> **Data for this exercise**:

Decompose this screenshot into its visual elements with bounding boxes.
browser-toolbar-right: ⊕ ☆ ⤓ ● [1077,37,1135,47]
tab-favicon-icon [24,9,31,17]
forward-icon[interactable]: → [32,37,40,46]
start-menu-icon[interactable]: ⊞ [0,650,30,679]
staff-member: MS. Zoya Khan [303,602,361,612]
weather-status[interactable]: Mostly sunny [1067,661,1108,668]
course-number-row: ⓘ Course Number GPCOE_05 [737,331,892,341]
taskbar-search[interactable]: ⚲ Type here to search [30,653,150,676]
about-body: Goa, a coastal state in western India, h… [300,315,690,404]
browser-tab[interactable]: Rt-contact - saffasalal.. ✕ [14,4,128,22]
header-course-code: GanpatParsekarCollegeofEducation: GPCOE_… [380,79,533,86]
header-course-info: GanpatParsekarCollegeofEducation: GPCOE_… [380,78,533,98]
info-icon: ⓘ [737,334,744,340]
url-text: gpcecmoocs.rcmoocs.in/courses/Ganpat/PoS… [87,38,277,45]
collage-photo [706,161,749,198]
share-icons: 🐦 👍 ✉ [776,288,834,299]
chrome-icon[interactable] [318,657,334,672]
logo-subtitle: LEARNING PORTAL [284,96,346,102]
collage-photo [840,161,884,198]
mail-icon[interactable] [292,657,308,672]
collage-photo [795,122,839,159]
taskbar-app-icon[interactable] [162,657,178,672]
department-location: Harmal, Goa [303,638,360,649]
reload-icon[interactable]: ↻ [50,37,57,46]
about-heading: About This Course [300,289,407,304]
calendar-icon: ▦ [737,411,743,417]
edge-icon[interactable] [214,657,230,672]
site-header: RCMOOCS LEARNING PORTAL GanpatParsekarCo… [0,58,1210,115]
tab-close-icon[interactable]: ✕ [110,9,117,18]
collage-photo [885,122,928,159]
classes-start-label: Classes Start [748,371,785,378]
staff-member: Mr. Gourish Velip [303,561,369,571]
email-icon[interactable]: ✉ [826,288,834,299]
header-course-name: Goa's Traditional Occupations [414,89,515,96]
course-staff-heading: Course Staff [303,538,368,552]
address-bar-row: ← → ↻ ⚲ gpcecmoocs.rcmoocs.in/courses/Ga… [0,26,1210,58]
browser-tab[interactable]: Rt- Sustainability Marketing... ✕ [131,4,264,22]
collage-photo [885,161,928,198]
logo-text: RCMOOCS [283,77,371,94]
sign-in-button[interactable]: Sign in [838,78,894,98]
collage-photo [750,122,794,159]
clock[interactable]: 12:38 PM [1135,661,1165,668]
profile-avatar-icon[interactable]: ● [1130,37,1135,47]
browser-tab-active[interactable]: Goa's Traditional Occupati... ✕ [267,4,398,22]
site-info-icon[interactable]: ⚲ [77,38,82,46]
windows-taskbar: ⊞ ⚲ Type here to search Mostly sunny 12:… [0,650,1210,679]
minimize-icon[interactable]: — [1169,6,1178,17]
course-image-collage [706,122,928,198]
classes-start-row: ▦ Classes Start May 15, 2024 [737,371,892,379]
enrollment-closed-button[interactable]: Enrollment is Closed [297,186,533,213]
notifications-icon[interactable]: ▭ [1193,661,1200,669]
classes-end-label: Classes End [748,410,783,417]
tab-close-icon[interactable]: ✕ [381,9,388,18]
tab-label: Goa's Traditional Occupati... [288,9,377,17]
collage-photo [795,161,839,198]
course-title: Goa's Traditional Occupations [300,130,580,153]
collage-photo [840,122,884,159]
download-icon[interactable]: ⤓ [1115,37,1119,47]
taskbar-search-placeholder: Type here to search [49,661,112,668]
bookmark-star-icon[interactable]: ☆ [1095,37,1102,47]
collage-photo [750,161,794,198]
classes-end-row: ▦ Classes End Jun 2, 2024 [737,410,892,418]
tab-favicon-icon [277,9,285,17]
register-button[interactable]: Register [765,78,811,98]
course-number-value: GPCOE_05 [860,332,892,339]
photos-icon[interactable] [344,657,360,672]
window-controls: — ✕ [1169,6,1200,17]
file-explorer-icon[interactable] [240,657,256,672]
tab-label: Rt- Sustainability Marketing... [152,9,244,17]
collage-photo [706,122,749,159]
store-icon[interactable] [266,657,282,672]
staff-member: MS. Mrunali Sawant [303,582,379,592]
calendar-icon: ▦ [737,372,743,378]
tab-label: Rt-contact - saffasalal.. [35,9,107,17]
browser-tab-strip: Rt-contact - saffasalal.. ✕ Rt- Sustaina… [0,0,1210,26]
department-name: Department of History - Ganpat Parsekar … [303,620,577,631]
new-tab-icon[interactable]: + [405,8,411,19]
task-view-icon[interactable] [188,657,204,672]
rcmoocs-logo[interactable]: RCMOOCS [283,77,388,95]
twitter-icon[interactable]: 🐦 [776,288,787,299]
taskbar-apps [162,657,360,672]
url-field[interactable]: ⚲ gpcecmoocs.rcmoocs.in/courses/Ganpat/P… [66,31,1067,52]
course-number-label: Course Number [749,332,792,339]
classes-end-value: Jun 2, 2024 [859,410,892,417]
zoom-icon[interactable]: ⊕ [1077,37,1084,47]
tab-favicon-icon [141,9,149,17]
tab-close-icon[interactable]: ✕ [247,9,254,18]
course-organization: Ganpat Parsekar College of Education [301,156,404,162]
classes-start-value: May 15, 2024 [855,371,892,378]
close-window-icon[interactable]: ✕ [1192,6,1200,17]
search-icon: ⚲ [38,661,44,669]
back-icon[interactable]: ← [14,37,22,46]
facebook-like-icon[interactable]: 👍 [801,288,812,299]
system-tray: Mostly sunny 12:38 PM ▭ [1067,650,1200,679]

> **What you are asked to do**:
Collect every line in the entries above that contains the word "classes".

> **Exercise result**:
classes-start-label: Classes Start [748,371,785,378]
classes-start-row: ▦ Classes Start May 15, 2024 [737,371,892,379]
classes-end-label: Classes End [748,410,783,417]
classes-end-row: ▦ Classes End Jun 2, 2024 [737,410,892,418]
classes-end-value: Jun 2, 2024 [859,410,892,417]
classes-start-value: May 15, 2024 [855,371,892,378]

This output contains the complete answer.